→ **Material for the task**:
★ ★ ★ ★

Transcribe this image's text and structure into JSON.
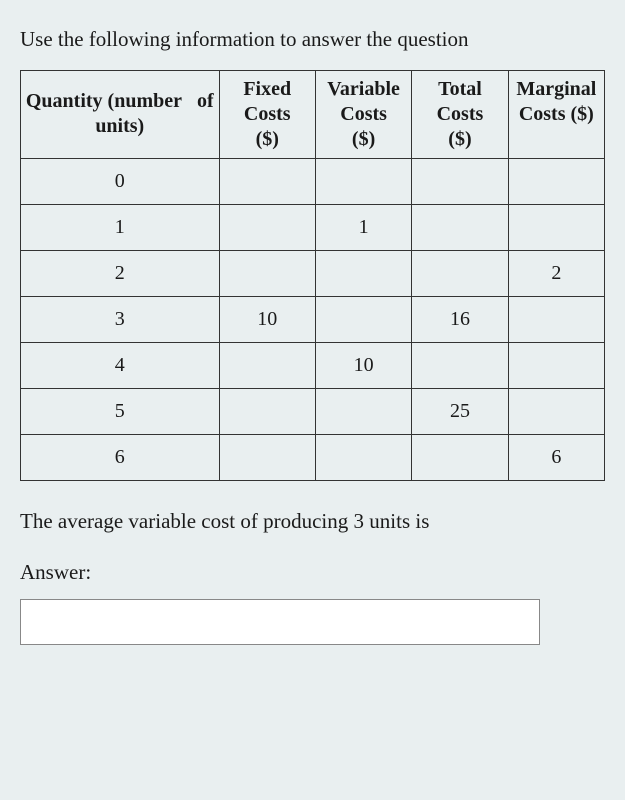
{
  "intro": "Use the following information to answer the question",
  "table": {
    "columns": [
      "Quantity (number of units)",
      "Fixed Costs ($)",
      "Variable Costs ($)",
      "Total Costs ($)",
      "Marginal Costs ($)"
    ],
    "header_lines": {
      "qty_l1": "Quantity (number",
      "qty_l2": "units)",
      "fc_l1": "Fixed",
      "fc_l2": "Costs",
      "fc_l3": "($)",
      "vc_l1": "Variable",
      "vc_l2": "Costs",
      "vc_l3": "($)",
      "tc_l1": "Total",
      "tc_l2": "Costs",
      "tc_l3": "($)",
      "mc_l1": "Marginal",
      "mc_l2": "Costs ($)",
      "of": "of"
    },
    "rows": [
      {
        "qty": "0",
        "fc": "",
        "vc": "",
        "tc": "",
        "mc": ""
      },
      {
        "qty": "1",
        "fc": "",
        "vc": "1",
        "tc": "",
        "mc": ""
      },
      {
        "qty": "2",
        "fc": "",
        "vc": "",
        "tc": "",
        "mc": "2"
      },
      {
        "qty": "3",
        "fc": "10",
        "vc": "",
        "tc": "16",
        "mc": ""
      },
      {
        "qty": "4",
        "fc": "",
        "vc": "10",
        "tc": "",
        "mc": ""
      },
      {
        "qty": "5",
        "fc": "",
        "vc": "",
        "tc": "25",
        "mc": ""
      },
      {
        "qty": "6",
        "fc": "",
        "vc": "",
        "tc": "",
        "mc": "6"
      }
    ],
    "border_color": "#333333",
    "background_color": "#e9eff0",
    "cell_fontsize": 20,
    "header_fontsize": 20
  },
  "question": "The average variable cost of producing 3 units is",
  "answer_label": "Answer:",
  "answer_value": "",
  "colors": {
    "page_bg": "#e9eff0",
    "text": "#1a1a1a",
    "input_bg": "#ffffff",
    "input_border": "#888888"
  }
}
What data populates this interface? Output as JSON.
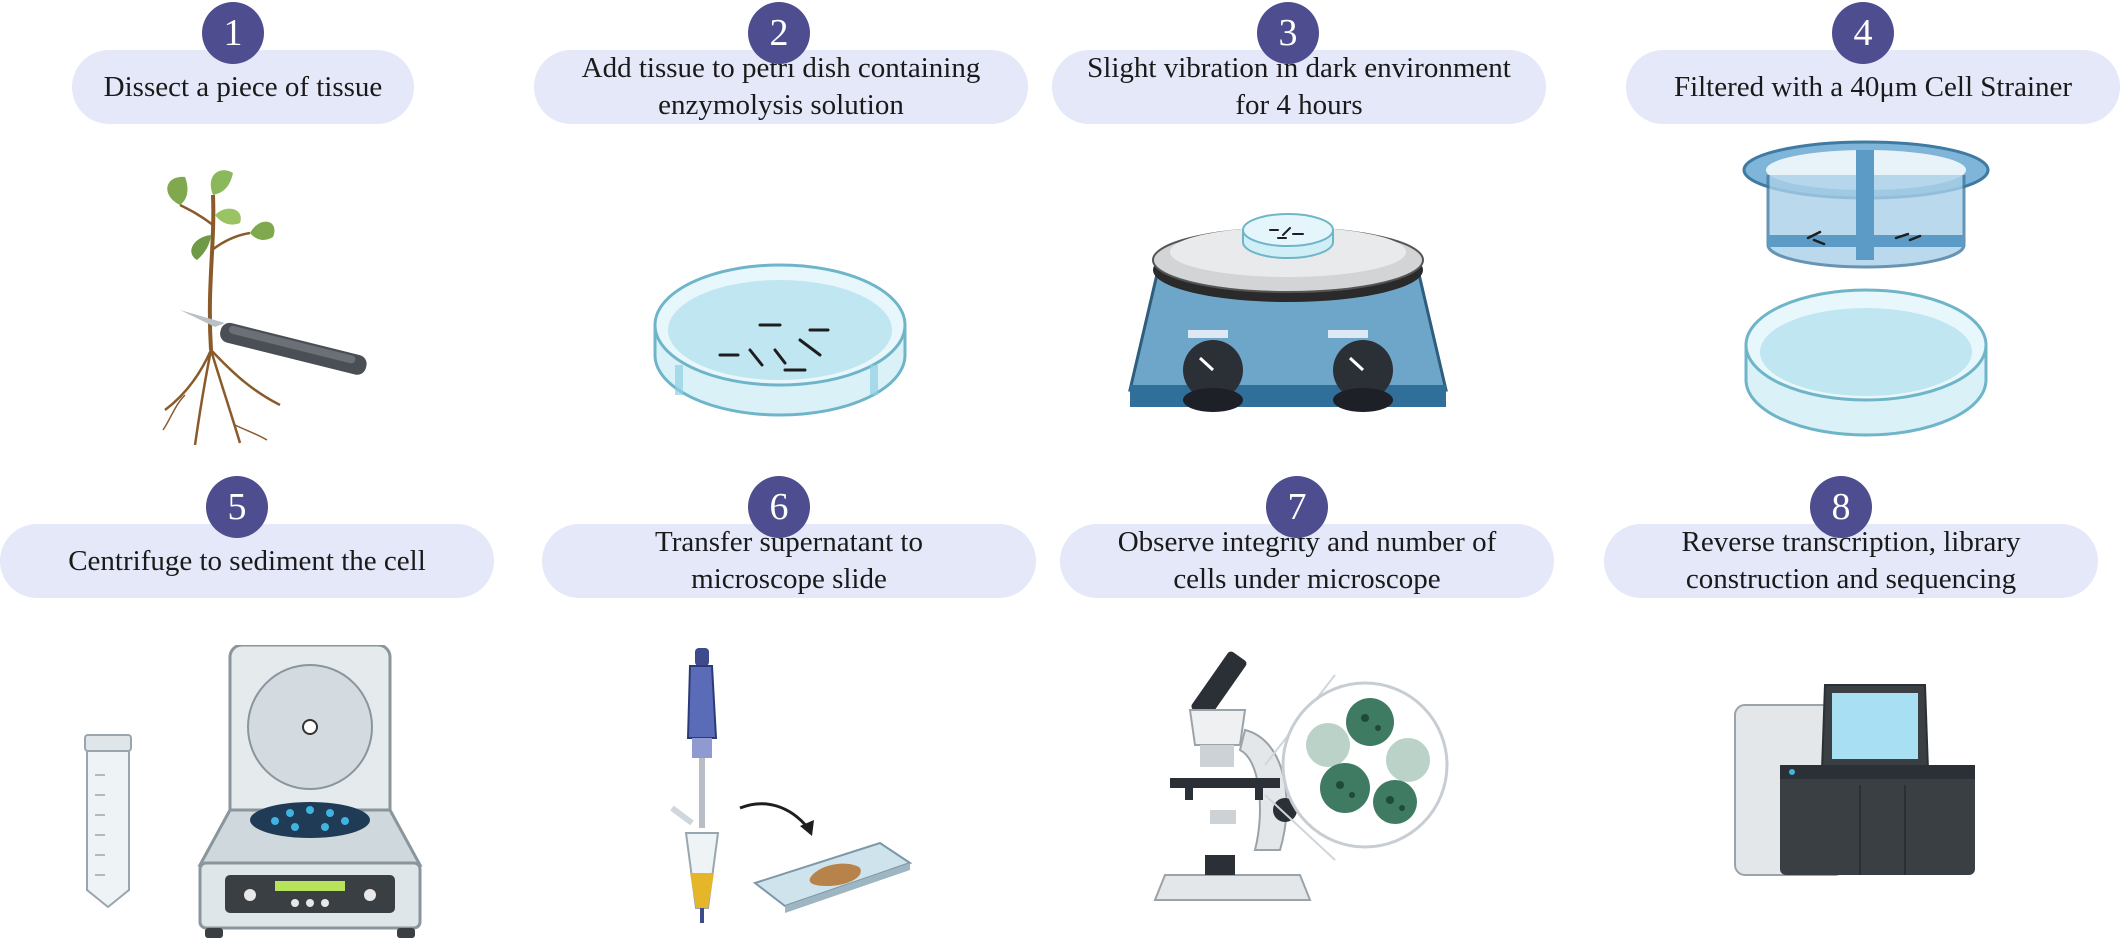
{
  "accent": "#4d4d8f",
  "pill_color": "#e4e8f8",
  "steps": [
    {
      "number": "1",
      "lines": [
        "Dissect a piece of tissue"
      ],
      "icon": "plant-with-scalpel-icon"
    },
    {
      "number": "2",
      "lines": [
        "Add tissue to petri dish containing",
        "enzymolysis solution"
      ],
      "icon": "petri-dish-icon"
    },
    {
      "number": "3",
      "lines": [
        "Slight vibration in dark environment",
        "for 4 hours"
      ],
      "icon": "shaker-icon"
    },
    {
      "number": "4",
      "lines": [
        "Filtered with a 40μm Cell Strainer"
      ],
      "icon": "cell-strainer-icon"
    },
    {
      "number": "5",
      "lines": [
        "Centrifuge to sediment the cell"
      ],
      "icon": "centrifuge-icon"
    },
    {
      "number": "6",
      "lines": [
        "Transfer supernatant to",
        "microscope slide"
      ],
      "icon": "pipette-slide-icon"
    },
    {
      "number": "7",
      "lines": [
        "Observe integrity and number of",
        "cells under microscope"
      ],
      "icon": "microscope-icon"
    },
    {
      "number": "8",
      "lines": [
        "Reverse transcription, library",
        "construction and sequencing"
      ],
      "icon": "sequencer-icon"
    }
  ]
}
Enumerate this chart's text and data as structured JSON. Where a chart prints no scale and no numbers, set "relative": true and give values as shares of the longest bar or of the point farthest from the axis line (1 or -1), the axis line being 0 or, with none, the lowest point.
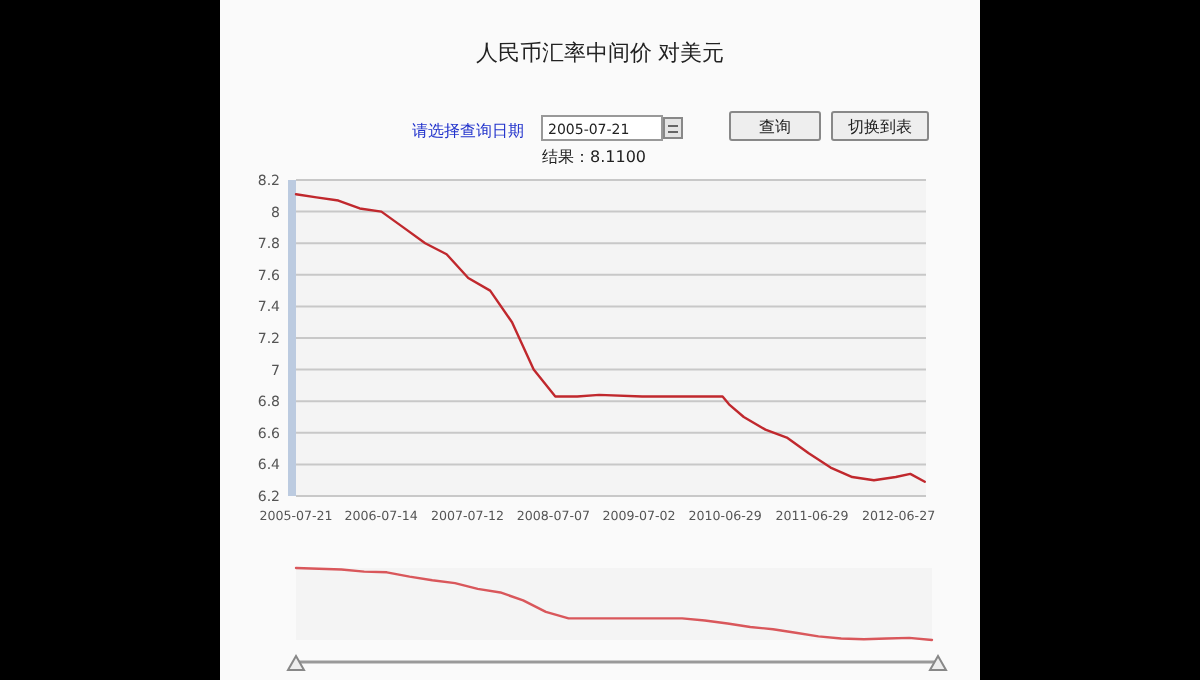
{
  "chart_data": [
    {
      "type": "line",
      "title": "人民币汇率中间价  对美元",
      "annotations": [
        "请选择查询日期",
        "2005-07-21",
        "查询",
        "切换到表",
        "结果：8.1100"
      ],
      "x": [
        "2005-07-21",
        "2005-10-15",
        "2006-01-15",
        "2006-04-15",
        "2006-07-15",
        "2006-10-15",
        "2007-01-15",
        "2007-04-15",
        "2007-07-15",
        "2007-10-15",
        "2008-01-15",
        "2008-04-15",
        "2008-07-15",
        "2008-10-15",
        "2009-01-15",
        "2009-07-15",
        "2010-01-15",
        "2010-06-18",
        "2010-07-15",
        "2010-09-15",
        "2010-12-15",
        "2011-03-15",
        "2011-06-15",
        "2011-09-15",
        "2011-12-15",
        "2012-03-15",
        "2012-06-15",
        "2012-08-15",
        "2012-10-15"
      ],
      "series": [
        {
          "color": "#c0282d",
          "values": [
            8.11,
            8.09,
            8.07,
            8.02,
            8.0,
            7.9,
            7.8,
            7.73,
            7.58,
            7.5,
            7.3,
            7.0,
            6.83,
            6.83,
            6.84,
            6.83,
            6.83,
            6.83,
            6.78,
            6.7,
            6.62,
            6.57,
            6.47,
            6.38,
            6.32,
            6.3,
            6.32,
            6.34,
            6.29
          ]
        }
      ],
      "xlim": [
        "2005-07-21",
        "2012-10-20"
      ],
      "xticks": [
        {
          "value": "2005-07-21",
          "label": "2005-07-21"
        },
        {
          "value": "2006-07-14",
          "label": "2006-07-14"
        },
        {
          "value": "2007-07-12",
          "label": "2007-07-12"
        },
        {
          "value": "2008-07-07",
          "label": "2008-07-07"
        },
        {
          "value": "2009-07-02",
          "label": "2009-07-02"
        },
        {
          "value": "2010-06-29",
          "label": "2010-06-29"
        },
        {
          "value": "2011-06-29",
          "label": "2011-06-29"
        },
        {
          "value": "2012-06-27",
          "label": "2012-06-27"
        }
      ],
      "ylim": [
        6.2,
        8.2
      ],
      "yticks": [
        6.2,
        6.4,
        6.6,
        6.8,
        7,
        7.2,
        7.4,
        7.6,
        7.8,
        8,
        8.2
      ],
      "grid": "y"
    },
    {
      "type": "line",
      "relative": true,
      "categories": [
        null,
        null,
        null,
        null,
        null,
        null,
        null,
        null,
        null,
        null,
        null,
        null,
        null,
        null,
        null,
        null,
        null,
        null,
        null,
        null,
        null,
        null,
        null,
        null,
        null,
        null,
        null,
        null,
        null
      ],
      "series": [
        {
          "color": "#d9575b",
          "values": [
            1,
            0.99,
            0.98,
            0.95,
            0.94,
            0.88,
            0.83,
            0.79,
            0.71,
            0.66,
            0.55,
            0.39,
            0.3,
            0.3,
            0.3,
            0.3,
            0.3,
            0.3,
            0.27,
            0.23,
            0.18,
            0.15,
            0.1,
            0.05,
            0.02,
            0.01,
            0.02,
            0.03,
            0
          ]
        }
      ]
    }
  ]
}
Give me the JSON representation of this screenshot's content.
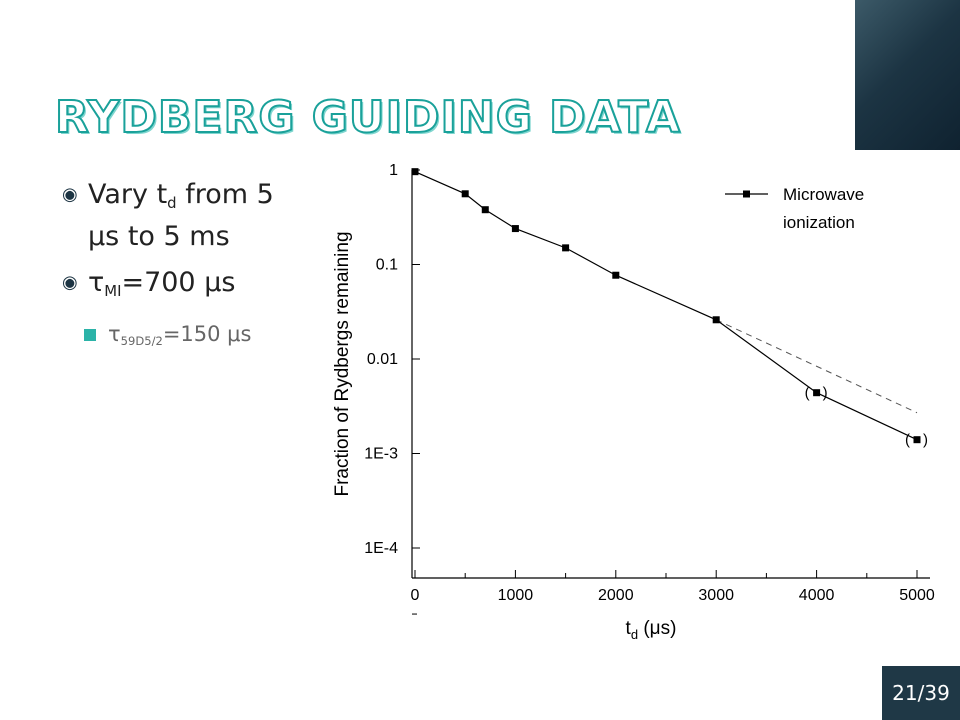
{
  "slide": {
    "title": "RYDBERG GUIDING DATA",
    "page_number": "21/39",
    "colors": {
      "title_outline": "#1aa19a",
      "accent_block": "#1c3443",
      "bullet_square": "#2bb3a8"
    }
  },
  "bullets": {
    "b1": {
      "icon": "target-bullet-icon",
      "pre": "Vary t",
      "sub": "d",
      "post": " from 5 μs to 5 ms"
    },
    "b2": {
      "icon": "target-bullet-icon",
      "pre": "τ",
      "sub": "MI",
      "post": "=700 μs"
    },
    "b3": {
      "icon": "square-bullet-icon",
      "pre": "τ",
      "sub": "59D5/2",
      "post": "=150 μs"
    }
  },
  "chart_data": {
    "type": "line",
    "y_scale": "log",
    "xlim": [
      0,
      5000
    ],
    "ylim": [
      0.0001,
      1
    ],
    "x_ticks": [
      0,
      1000,
      2000,
      3000,
      4000,
      5000
    ],
    "x_tick_labels": [
      "0",
      "1000",
      "2000",
      "3000",
      "4000",
      "5000"
    ],
    "y_ticks": [
      1,
      0.1,
      0.01,
      0.001,
      0.0001
    ],
    "y_tick_labels": [
      "1",
      "0.1",
      "0.01",
      "1E-3",
      "1E-4"
    ],
    "xlabel": {
      "pre": "t",
      "sub": "d",
      "post": "  (μs)"
    },
    "ylabel": "Fraction of Rydbergs remaining",
    "legend": {
      "label_line1": "Microwave",
      "label_line2": "ionization",
      "position": "top-right"
    },
    "series": [
      {
        "name": "Microwave ionization",
        "x": [
          0,
          500,
          700,
          1000,
          1500,
          2000,
          3000,
          4000,
          5000
        ],
        "y": [
          0.96,
          0.56,
          0.38,
          0.24,
          0.15,
          0.077,
          0.026,
          0.0044,
          0.0014
        ],
        "parenthesized_points": [
          4000,
          5000
        ]
      }
    ],
    "fit_line": {
      "style": "dashed",
      "x": [
        3000,
        5000
      ],
      "y": [
        0.026,
        0.0027
      ]
    },
    "point_annotation": "(",
    "point_annotation_close": ")"
  }
}
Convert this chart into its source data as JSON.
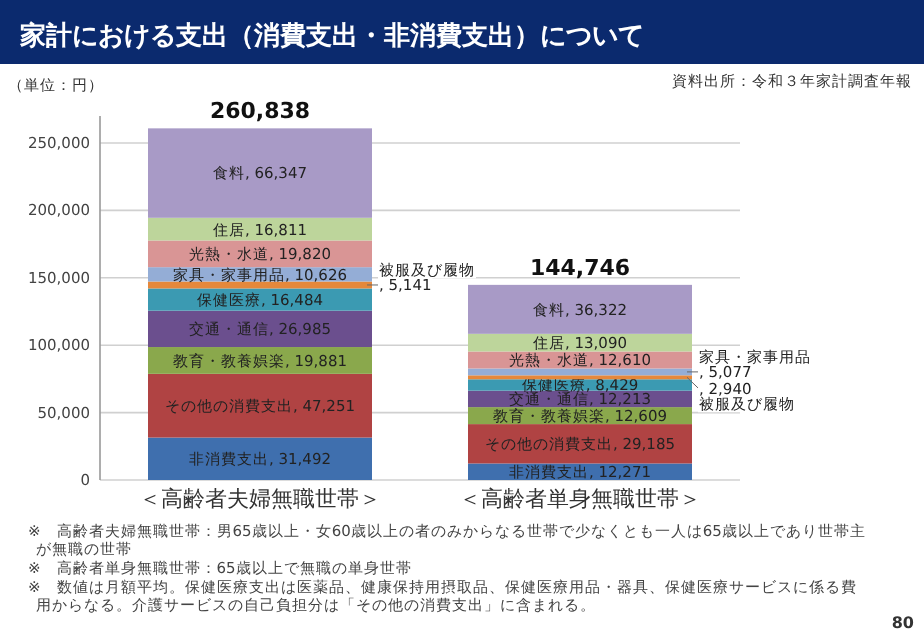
{
  "chart_data": {
    "type": "bar",
    "stacked": true,
    "title": "家計における支出（消費支出・非消費支出）について",
    "subtitle": "資料出所：令和３年家計調査年報",
    "ylabel": "（単位：円）",
    "categories": [
      "＜高齢者夫婦無職世帯＞",
      "＜高齢者単身無職世帯＞"
    ],
    "series": [
      {
        "name": "非消費支出",
        "color": "#3f6fae",
        "values": [
          31492,
          12271
        ],
        "value_labels": [
          ", 31,492",
          ", 12,271"
        ]
      },
      {
        "name": "その他の消費支出",
        "color": "#b04343",
        "values": [
          47251,
          29185
        ],
        "value_labels": [
          ", 47,251",
          ", 29,185"
        ]
      },
      {
        "name": "教育・教養娯楽",
        "color": "#8aa84c",
        "values": [
          19881,
          12609
        ],
        "value_labels": [
          ", 19,881",
          ", 12,609"
        ]
      },
      {
        "name": "交通・通信",
        "color": "#6b4f8e",
        "values": [
          26985,
          12213
        ],
        "value_labels": [
          ", 26,985",
          ", 12,213"
        ]
      },
      {
        "name": "保健医療",
        "color": "#3b9ab2",
        "values": [
          16484,
          8429
        ],
        "value_labels": [
          ", 16,484",
          ", 8,429"
        ]
      },
      {
        "name": "被服及び履物",
        "color": "#e5883b",
        "values": [
          5141,
          2940
        ],
        "value_labels": [
          ", 5,141",
          ", 2,940"
        ]
      },
      {
        "name": "家具・家事用品",
        "color": "#94add6",
        "values": [
          10626,
          5077
        ],
        "value_labels": [
          ", 10,626",
          ", 5,077"
        ]
      },
      {
        "name": "光熱・水道",
        "color": "#d99595",
        "values": [
          19820,
          12610
        ],
        "value_labels": [
          ", 19,820",
          ", 12,610"
        ]
      },
      {
        "name": "住居",
        "color": "#bdd59b",
        "values": [
          16811,
          13090
        ],
        "value_labels": [
          ", 16,811",
          ", 13,090"
        ]
      },
      {
        "name": "食料",
        "color": "#a89ac6",
        "values": [
          66347,
          36322
        ],
        "value_labels": [
          ", 66,347",
          ", 36,322"
        ]
      }
    ],
    "totals": [
      "260,838",
      "144,746"
    ],
    "ylim": [
      0,
      270000
    ],
    "yticks": [
      {
        "value": 0,
        "label": "0"
      },
      {
        "value": 50000,
        "label": "50,000"
      },
      {
        "value": 100000,
        "label": "100,000"
      },
      {
        "value": 150000,
        "label": "150,000"
      },
      {
        "value": 200000,
        "label": "200,000"
      },
      {
        "value": 250000,
        "label": "250,000"
      }
    ],
    "grid": "y",
    "legend": false,
    "annotations": [
      "※　高齢者夫婦無職世帯：男65歳以上・女60歳以上の者のみからなる世帯で少なくとも一人は65歳以上であり世帯主が無職の世帯",
      "※　高齢者単身無職世帯：65歳以上で無職の単身世帯",
      "※　数値は月額平均。保健医療支出は医薬品、健康保持用摂取品、保健医療用品・器具、保健医療サービスに係る費用からなる。介護サービスの自己負担分は「その他の消費支出」に含まれる。",
      "80"
    ]
  }
}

★ ★ ★ ★

→ **Challenge**: Report each line in the data that holds the word "icon".

→ **Solution below**:
      "icon": "plant-with-scalpel-icon"
      "icon": "petri-dish-icon"
      "icon": "shaker-icon"
      "icon": "cell-strainer-icon"
      "icon": "centrifuge-icon"
      "icon": "pipette-slide-icon"
      "icon": "microscope-icon"
      "icon": "sequencer-icon"
      "icon": "target-bullet-icon",
      "icon": "target-bullet-icon",
      "icon": "square-bullet-icon",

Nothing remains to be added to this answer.